### Exercise
Produce a verbatim copy of the entries listed below.

### Dataset records
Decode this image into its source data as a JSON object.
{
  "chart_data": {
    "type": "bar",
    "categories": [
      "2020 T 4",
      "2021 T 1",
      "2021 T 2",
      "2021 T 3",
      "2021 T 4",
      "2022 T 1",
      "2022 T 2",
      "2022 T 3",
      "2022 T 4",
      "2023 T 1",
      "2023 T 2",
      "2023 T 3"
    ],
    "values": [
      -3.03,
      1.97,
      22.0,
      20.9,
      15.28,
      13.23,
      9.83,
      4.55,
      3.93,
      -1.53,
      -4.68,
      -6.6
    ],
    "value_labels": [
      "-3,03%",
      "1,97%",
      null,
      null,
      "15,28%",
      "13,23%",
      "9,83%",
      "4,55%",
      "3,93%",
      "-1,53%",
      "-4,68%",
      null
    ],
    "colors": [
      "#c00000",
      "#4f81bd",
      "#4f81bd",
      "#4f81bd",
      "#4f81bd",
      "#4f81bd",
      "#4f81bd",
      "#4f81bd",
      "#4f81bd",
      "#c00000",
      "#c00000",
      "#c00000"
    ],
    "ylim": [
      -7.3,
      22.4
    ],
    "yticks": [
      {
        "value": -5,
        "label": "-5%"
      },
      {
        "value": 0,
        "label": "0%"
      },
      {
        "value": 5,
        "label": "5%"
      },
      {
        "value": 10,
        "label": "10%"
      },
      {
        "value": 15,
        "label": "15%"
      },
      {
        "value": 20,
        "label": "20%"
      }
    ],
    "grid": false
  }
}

### Task output
Decode this image into its source data as a JSON object.
{
  "chart_data": {
    "type": "bar",
    "categories": [
      "2020 T 4",
      "2021 T 1",
      "2021 T 2",
      "2021 T 3",
      "2021 T 4",
      "2022 T 1",
      "2022 T 2",
      "2022 T 3",
      "2022 T 4",
      "2023 T 1",
      "2023 T 2",
      "2023 T 3"
    ],
    "values": [
      -3.03,
      1.97,
      22.0,
      20.9,
      15.28,
      13.23,
      9.83,
      4.55,
      3.93,
      -1.53,
      -4.68,
      -6.6
    ],
    "value_labels": [
      "-3,03%",
      "1,97%",
      null,
      null,
      "15,28%",
      "13,23%",
      "9,83%",
      "4,55%",
      "3,93%",
      "-1,53%",
      "-4,68%",
      null
    ],
    "colors": [
      "#c00000",
      "#4f81bd",
      "#4f81bd",
      "#4f81bd",
      "#4f81bd",
      "#4f81bd",
      "#4f81bd",
      "#4f81bd",
      "#4f81bd",
      "#c00000",
      "#c00000",
      "#c00000"
    ],
    "ylim": [
      -7.3,
      22.4
    ],
    "yticks": [
      {
        "value": -5,
        "label": "-5%"
      },
      {
        "value": 0,
        "label": "0%"
      },
      {
        "value": 5,
        "label": "5%"
      },
      {
        "value": 10,
        "label": "10%"
      },
      {
        "value": 15,
        "label": "15%"
      },
      {
        "value": 20,
        "label": "20%"
      }
    ],
    "grid": false
  }
}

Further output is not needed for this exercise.